__Task objective__. Quote each line of the material verbatim, without the pictures.

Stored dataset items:
** Start **

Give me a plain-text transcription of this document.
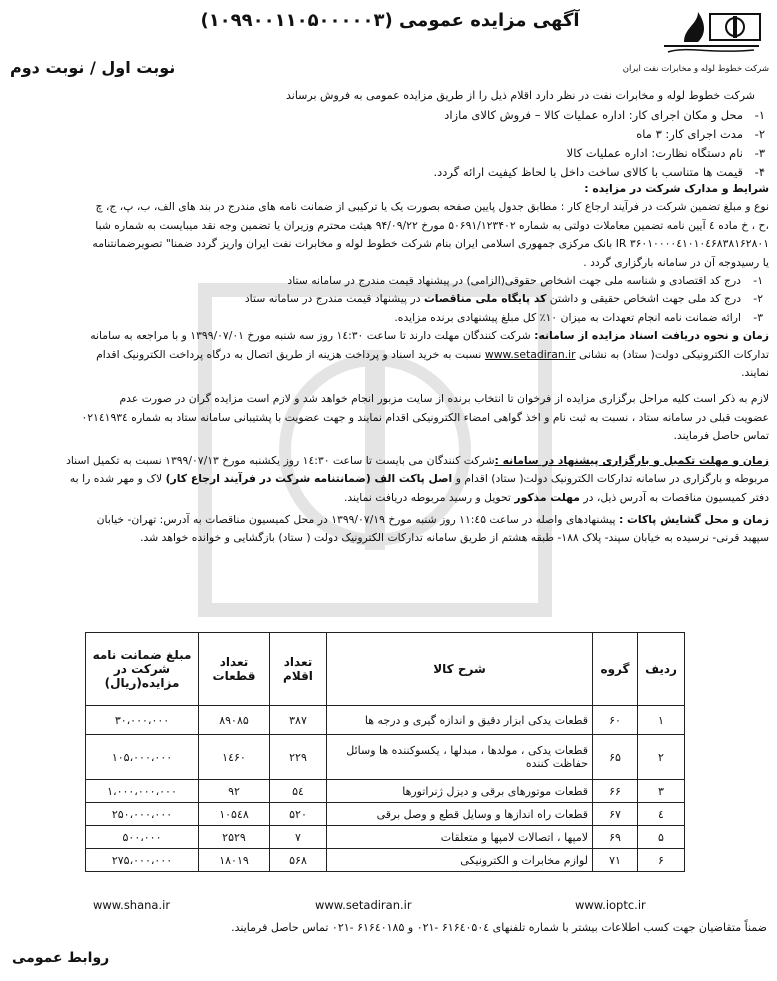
شرکت خطوط لوله و مخابرات نفت ایران
آگهی مزایده عمومی (۱۰۹۹۰۰۱۱۰۵۰۰۰۰۰۳)
نوبت اول / نوبت دوم
شرکت خطوط لوله و مخابرات نفت در نظر دارد اقلام ذیل را از طریق مزایده عمومی به فروش برساند
۱-محل و مکان اجرای کار: اداره عملیات کالا – فروش کالای مازاد
۲-مدت اجرای کار: ۳ ماه
۳-نام دستگاه نظارت: اداره عملیات کالا
۴-قیمت ها متناسب با کالای ساخت داخل با لحاظ کیفیت ارائه گردد.

شرایط و مدارک شرکت در مزایده :

نوع و مبلغ تضمین شرکت در فرآیند ارجاع کار : مطابق جدول پایین صفحه بصورت یک یا ترکیبی از ضمانت نامه های مندرج در بند های الف، ب، پ، ج، چ

،ح ، خ ماده ٤ آیین نامه تضمین معاملات دولتی به شماره ۵۰۶۹۱/۱۲۳۴۰۲ مورخ ۹۴/۰۹/۲۲ هیئت محترم وزیران یا تضمین وجه نقد میبایست به شماره شبا

IR ۳۶۰۱۰۰۰۰٤۱۰۱۰٤۶۸۳۸۱۶۲۸۰۱ بانک مرکزی جمهوری اسلامی ایران بنام شرکت خطوط لوله و مخابرات نفت ایران واریز گردد ضمنا" تصویرضمانتنامه

یا رسیدوجه آن در سامانه بارگزاری گردد .

۱-درج کد اقتصادی و شناسه ملی جهت اشخاص حقوقی(الزامی) در پیشنهاد قیمت مندرج در سامانه ستاد

۲-درج کد ملی جهت اشخاص حقیقی و داشتن کد پایگاه ملی مناقصات در پیشنهاد قیمت مندرج در سامانه ستاد

۳-ارائه ضمانت نامه انجام تعهدات به میزان ۱۰٪ کل مبلغ پیشنهادی برنده مزایده.

زمان و نحوه دریافت اسناد مزایده از سامانه: شرکت کنندگان مهلت دارند تا ساعت ۱٤:۳۰ روز سه شنبه مورخ ۱۳۹۹/۰۷/۰۱ و با مراجعه به سامانه

تدارکات الکترونیکی دولت( ستاد) به نشانی www.setadiran.ir نسبت به خرید اسناد و پرداخت هزینه از طریق اتصال به درگاه پرداخت الکترونیک اقدام

نمایند.

لازم به ذکر است کلیه مراحل برگزاری مزایده از فرخوان تا انتخاب برنده از سایت مزبور انجام خواهد شد و لازم است مزایده گران در صورت عدم

عضویت قبلی در سامانه ستاد ، نسبت به ثبت نام و اخذ گواهی امضاء الکترونیکی اقدام نمایند و جهت عضویت با پشتیبانی سامانه ستاد به شماره ۰۲۱٤۱۹۳٤

تماس حاصل فرمایند.

زمان و مهلت تکمیل و بارگزاری پیشنهاد در سامانه :شرکت کنندگان می بایست تا ساعت ۱٤:۳۰ روز یکشنبه مورخ ۱۳۹۹/۰۷/۱۳ نسبت به تکمیل اسناد

مربوطه و بارگزاری در سامانه تدارکات الکترونیک دولت( ستاد) اقدام و اصل پاکت الف (ضمانتنامه شرکت در فرآیند ارجاع کار) لاک و مهر شده را به

دفتر کمیسیون مناقصات به آدرس ذیل، در مهلت مذکور تحویل و رسید مربوطه دریافت نمایند.

زمان و محل گشایش پاکات : پیشنهادهای واصله در ساعت ۱۱:٤۵ روز شنبه مورخ ۱۳۹۹/۰۷/۱۹ در محل کمیسیون مناقصات به آدرس: تهران- خیابان

سپهبد قرنی- نرسیده به خیابان سپند- پلاک ۱۸۸- طبقه هشتم از طریق سامانه تدارکات الکترونیک دولت ( ستاد) بازگشایی و خوانده خواهد شد.

ردیف	گروه	شرح کالا	تعداد اقلام	تعداد قطعات	مبلغ ضمانت نامه شرکت در مزایده(ریال)
۱	۶۰	قطعات یدکی ابزار دقیق و اندازه گیری و درجه ها	۳۸۷	۸۹۰۸۵	۳۰،۰۰۰،۰۰۰
۲	۶۵	قطعات یدکی ، مولدها ، مبدلها ، یکسوکننده ها وسائل حفاظت کننده	۲۲۹	۱٤۶۰	۱۰۵،۰۰۰،۰۰۰
۳	۶۶	قطعات موتورهای برقی و دیزل ژنراتورها	۵٤	۹۲	۱،۰۰۰،۰۰۰،۰۰۰
٤	۶۷	قطعات راه اندازها و وسایل قطع و وصل برقی	۵۲۰	۱۰۵٤۸	۲۵۰،۰۰۰،۰۰۰
۵	۶۹	لامپها ، اتصالات لامپها و متعلقات	۷	۲۵۲۹	۵۰۰،۰۰۰
۶	۷۱	لوازم مخابرات و الکترونیکی	۵۶۸	۱۸۰۱۹	۲۷۵،۰۰۰،۰۰۰
www.shana.ir	www.setadiran.ir	www.ioptc.ir
ضمناً متقاضیان جهت کسب اطلاعات بیشتر با شماره تلفنهای ۶۱۶٤۰۵۰٤ -۰۲۱ و ۶۱۶٤۰۱۸۵ -۰۲۱ تماس حاصل فرمایند.
روابط عمومی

** End **

__Right answer__.
Give me a plain-text transcription of this document.
شرکت خطوط لوله و مخابرات نفت ایران
آگهی مزایده عمومی (۱۰۹۹۰۰۱۱۰۵۰۰۰۰۰۳)
نوبت اول / نوبت دوم
شرکت خطوط لوله و مخابرات نفت در نظر دارد اقلام ذیل را از طریق مزایده عمومی به فروش برساند
۱-محل و مکان اجرای کار: اداره عملیات کالا – فروش کالای مازاد
۲-مدت اجرای کار: ۳ ماه
۳-نام دستگاه نظارت: اداره عملیات کالا
۴-قیمت ها متناسب با کالای ساخت داخل با لحاظ کیفیت ارائه گردد.

شرایط و مدارک شرکت در مزایده :

نوع و مبلغ تضمین شرکت در فرآیند ارجاع کار : مطابق جدول پایین صفحه بصورت یک یا ترکیبی از ضمانت نامه های مندرج در بند های الف، ب، پ، ج، چ

،ح ، خ ماده ٤ آیین نامه تضمین معاملات دولتی به شماره ۵۰۶۹۱/۱۲۳۴۰۲ مورخ ۹۴/۰۹/۲۲ هیئت محترم وزیران یا تضمین وجه نقد میبایست به شماره شبا

IR ۳۶۰۱۰۰۰۰٤۱۰۱۰٤۶۸۳۸۱۶۲۸۰۱ بانک مرکزی جمهوری اسلامی ایران بنام شرکت خطوط لوله و مخابرات نفت ایران واریز گردد ضمنا" تصویرضمانتنامه

یا رسیدوجه آن در سامانه بارگزاری گردد .

۱-درج کد اقتصادی و شناسه ملی جهت اشخاص حقوقی(الزامی) در پیشنهاد قیمت مندرج در سامانه ستاد

۲-درج کد ملی جهت اشخاص حقیقی و داشتن کد پایگاه ملی مناقصات در پیشنهاد قیمت مندرج در سامانه ستاد

۳-ارائه ضمانت نامه انجام تعهدات به میزان ۱۰٪ کل مبلغ پیشنهادی برنده مزایده.

زمان و نحوه دریافت اسناد مزایده از سامانه: شرکت کنندگان مهلت دارند تا ساعت ۱٤:۳۰ روز سه شنبه مورخ ۱۳۹۹/۰۷/۰۱ و با مراجعه به سامانه

تدارکات الکترونیکی دولت( ستاد) به نشانی www.setadiran.ir نسبت به خرید اسناد و پرداخت هزینه از طریق اتصال به درگاه پرداخت الکترونیک اقدام

نمایند.

لازم به ذکر است کلیه مراحل برگزاری مزایده از فرخوان تا انتخاب برنده از سایت مزبور انجام خواهد شد و لازم است مزایده گران در صورت عدم

عضویت قبلی در سامانه ستاد ، نسبت به ثبت نام و اخذ گواهی امضاء الکترونیکی اقدام نمایند و جهت عضویت با پشتیبانی سامانه ستاد به شماره ۰۲۱٤۱۹۳٤

تماس حاصل فرمایند.

زمان و مهلت تکمیل و بارگزاری پیشنهاد در سامانه :شرکت کنندگان می بایست تا ساعت ۱٤:۳۰ روز یکشنبه مورخ ۱۳۹۹/۰۷/۱۳ نسبت به تکمیل اسناد

مربوطه و بارگزاری در سامانه تدارکات الکترونیک دولت( ستاد) اقدام و اصل پاکت الف (ضمانتنامه شرکت در فرآیند ارجاع کار) لاک و مهر شده را به

دفتر کمیسیون مناقصات به آدرس ذیل، در مهلت مذکور تحویل و رسید مربوطه دریافت نمایند.

زمان و محل گشایش پاکات : پیشنهادهای واصله در ساعت ۱۱:٤۵ روز شنبه مورخ ۱۳۹۹/۰۷/۱۹ در محل کمیسیون مناقصات به آدرس: تهران- خیابان

سپهبد قرنی- نرسیده به خیابان سپند- پلاک ۱۸۸- طبقه هشتم از طریق سامانه تدارکات الکترونیک دولت ( ستاد) بازگشایی و خوانده خواهد شد.

ردیف	گروه	شرح کالا	تعداد اقلام	تعداد قطعات	مبلغ ضمانت نامه شرکت در مزایده(ریال)
۱	۶۰	قطعات یدکی ابزار دقیق و اندازه گیری و درجه ها	۳۸۷	۸۹۰۸۵	۳۰،۰۰۰،۰۰۰
۲	۶۵	قطعات یدکی ، مولدها ، مبدلها ، یکسوکننده ها وسائل حفاظت کننده	۲۲۹	۱٤۶۰	۱۰۵،۰۰۰،۰۰۰
۳	۶۶	قطعات موتورهای برقی و دیزل ژنراتورها	۵٤	۹۲	۱،۰۰۰،۰۰۰،۰۰۰
٤	۶۷	قطعات راه اندازها و وسایل قطع و وصل برقی	۵۲۰	۱۰۵٤۸	۲۵۰،۰۰۰،۰۰۰
۵	۶۹	لامپها ، اتصالات لامپها و متعلقات	۷	۲۵۲۹	۵۰۰،۰۰۰
۶	۷۱	لوازم مخابرات و الکترونیکی	۵۶۸	۱۸۰۱۹	۲۷۵،۰۰۰،۰۰۰
www.shana.ir	www.setadiran.ir	www.ioptc.ir
ضمناً متقاضیان جهت کسب اطلاعات بیشتر با شماره تلفنهای ۶۱۶٤۰۵۰٤ -۰۲۱ و ۶۱۶٤۰۱۸۵ -۰۲۱ تماس حاصل فرمایند.
روابط عمومی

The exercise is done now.